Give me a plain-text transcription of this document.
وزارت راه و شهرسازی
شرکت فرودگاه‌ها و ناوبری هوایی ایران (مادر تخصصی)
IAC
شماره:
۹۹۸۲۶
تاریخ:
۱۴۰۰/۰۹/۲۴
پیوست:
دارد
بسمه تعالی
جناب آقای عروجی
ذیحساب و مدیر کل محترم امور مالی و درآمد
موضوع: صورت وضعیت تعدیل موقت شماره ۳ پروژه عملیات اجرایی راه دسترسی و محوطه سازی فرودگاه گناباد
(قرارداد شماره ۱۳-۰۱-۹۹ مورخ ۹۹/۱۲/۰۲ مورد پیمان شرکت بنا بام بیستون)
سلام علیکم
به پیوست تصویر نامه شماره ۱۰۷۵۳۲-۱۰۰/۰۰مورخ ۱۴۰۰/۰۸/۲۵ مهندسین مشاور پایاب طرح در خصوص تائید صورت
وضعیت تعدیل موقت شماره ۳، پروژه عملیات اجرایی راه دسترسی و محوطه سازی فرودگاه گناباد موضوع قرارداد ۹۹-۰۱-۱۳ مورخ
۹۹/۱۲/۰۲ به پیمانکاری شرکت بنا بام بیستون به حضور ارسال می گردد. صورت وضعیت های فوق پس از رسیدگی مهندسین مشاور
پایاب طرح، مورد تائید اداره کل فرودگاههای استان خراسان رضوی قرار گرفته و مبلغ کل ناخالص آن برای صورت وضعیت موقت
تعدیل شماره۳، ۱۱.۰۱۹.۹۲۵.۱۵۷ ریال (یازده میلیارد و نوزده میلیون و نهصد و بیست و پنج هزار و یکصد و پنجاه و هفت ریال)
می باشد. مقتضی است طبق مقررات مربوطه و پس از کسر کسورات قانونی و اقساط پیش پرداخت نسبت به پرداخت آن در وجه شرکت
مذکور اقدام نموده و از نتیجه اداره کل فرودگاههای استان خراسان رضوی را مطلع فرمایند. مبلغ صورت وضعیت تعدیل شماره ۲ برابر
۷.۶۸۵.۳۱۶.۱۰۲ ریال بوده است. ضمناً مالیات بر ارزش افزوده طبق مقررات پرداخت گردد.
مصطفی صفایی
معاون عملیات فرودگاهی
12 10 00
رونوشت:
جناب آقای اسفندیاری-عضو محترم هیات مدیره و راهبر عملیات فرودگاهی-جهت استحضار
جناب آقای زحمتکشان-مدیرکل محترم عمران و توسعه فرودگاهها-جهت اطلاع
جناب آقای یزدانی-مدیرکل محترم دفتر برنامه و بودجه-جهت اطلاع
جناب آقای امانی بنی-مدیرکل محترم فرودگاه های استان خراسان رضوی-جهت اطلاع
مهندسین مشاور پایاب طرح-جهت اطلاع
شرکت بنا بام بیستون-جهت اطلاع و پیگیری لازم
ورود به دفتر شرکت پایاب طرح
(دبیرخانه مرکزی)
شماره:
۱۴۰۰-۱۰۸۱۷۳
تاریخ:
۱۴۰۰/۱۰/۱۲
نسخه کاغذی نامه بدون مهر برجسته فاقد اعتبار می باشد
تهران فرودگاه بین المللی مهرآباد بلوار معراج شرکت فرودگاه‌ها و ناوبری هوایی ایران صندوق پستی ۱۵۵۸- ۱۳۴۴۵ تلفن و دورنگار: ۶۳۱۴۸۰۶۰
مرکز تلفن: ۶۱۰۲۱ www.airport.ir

▸ PROBLEM DESCRIPTION
Extract each entry in full, exactly as given.

▸ COMPLETED TASK
Give me a plain-text transcription of this document.
وزارت راه و شهرسازی
شرکت فرودگاه‌ها و ناوبری هوایی ایران (مادر تخصصی)
IAC
شماره:
۹۹۸۲۶
تاریخ:
۱۴۰۰/۰۹/۲۴
پیوست:
دارد
بسمه تعالی
جناب آقای عروجی
ذیحساب و مدیر کل محترم امور مالی و درآمد
موضوع: صورت وضعیت تعدیل موقت شماره ۳ پروژه عملیات اجرایی راه دسترسی و محوطه سازی فرودگاه گناباد
(قرارداد شماره ۱۳-۰۱-۹۹ مورخ ۹۹/۱۲/۰۲ مورد پیمان شرکت بنا بام بیستون)
سلام علیکم
به پیوست تصویر نامه شماره ۱۰۷۵۳۲-۱۰۰/۰۰مورخ ۱۴۰۰/۰۸/۲۵ مهندسین مشاور پایاب طرح در خصوص تائید صورت
وضعیت تعدیل موقت شماره ۳، پروژه عملیات اجرایی راه دسترسی و محوطه سازی فرودگاه گناباد موضوع قرارداد ۹۹-۰۱-۱۳ مورخ
۹۹/۱۲/۰۲ به پیمانکاری شرکت بنا بام بیستون به حضور ارسال می گردد. صورت وضعیت های فوق پس از رسیدگی مهندسین مشاور
پایاب طرح، مورد تائید اداره کل فرودگاههای استان خراسان رضوی قرار گرفته و مبلغ کل ناخالص آن برای صورت وضعیت موقت
تعدیل شماره۳، ۱۱.۰۱۹.۹۲۵.۱۵۷ ریال (یازده میلیارد و نوزده میلیون و نهصد و بیست و پنج هزار و یکصد و پنجاه و هفت ریال)
می باشد. مقتضی است طبق مقررات مربوطه و پس از کسر کسورات قانونی و اقساط پیش پرداخت نسبت به پرداخت آن در وجه شرکت
مذکور اقدام نموده و از نتیجه اداره کل فرودگاههای استان خراسان رضوی را مطلع فرمایند. مبلغ صورت وضعیت تعدیل شماره ۲ برابر
۷.۶۸۵.۳۱۶.۱۰۲ ریال بوده است. ضمناً مالیات بر ارزش افزوده طبق مقررات پرداخت گردد.
مصطفی صفایی
معاون عملیات فرودگاهی
12 10 00
رونوشت:
جناب آقای اسفندیاری-عضو محترم هیات مدیره و راهبر عملیات فرودگاهی-جهت استحضار
جناب آقای زحمتکشان-مدیرکل محترم عمران و توسعه فرودگاهها-جهت اطلاع
جناب آقای یزدانی-مدیرکل محترم دفتر برنامه و بودجه-جهت اطلاع
جناب آقای امانی بنی-مدیرکل محترم فرودگاه های استان خراسان رضوی-جهت اطلاع
مهندسین مشاور پایاب طرح-جهت اطلاع
شرکت بنا بام بیستون-جهت اطلاع و پیگیری لازم
ورود به دفتر شرکت پایاب طرح
(دبیرخانه مرکزی)
شماره:
۱۴۰۰-۱۰۸۱۷۳
تاریخ:
۱۴۰۰/۱۰/۱۲
نسخه کاغذی نامه بدون مهر برجسته فاقد اعتبار می باشد
تهران فرودگاه بین المللی مهرآباد بلوار معراج شرکت فرودگاه‌ها و ناوبری هوایی ایران صندوق پستی ۱۵۵۸- ۱۳۴۴۵ تلفن و دورنگار: ۶۳۱۴۸۰۶۰
مرکز تلفن: ۶۱۰۲۱ www.airport.ir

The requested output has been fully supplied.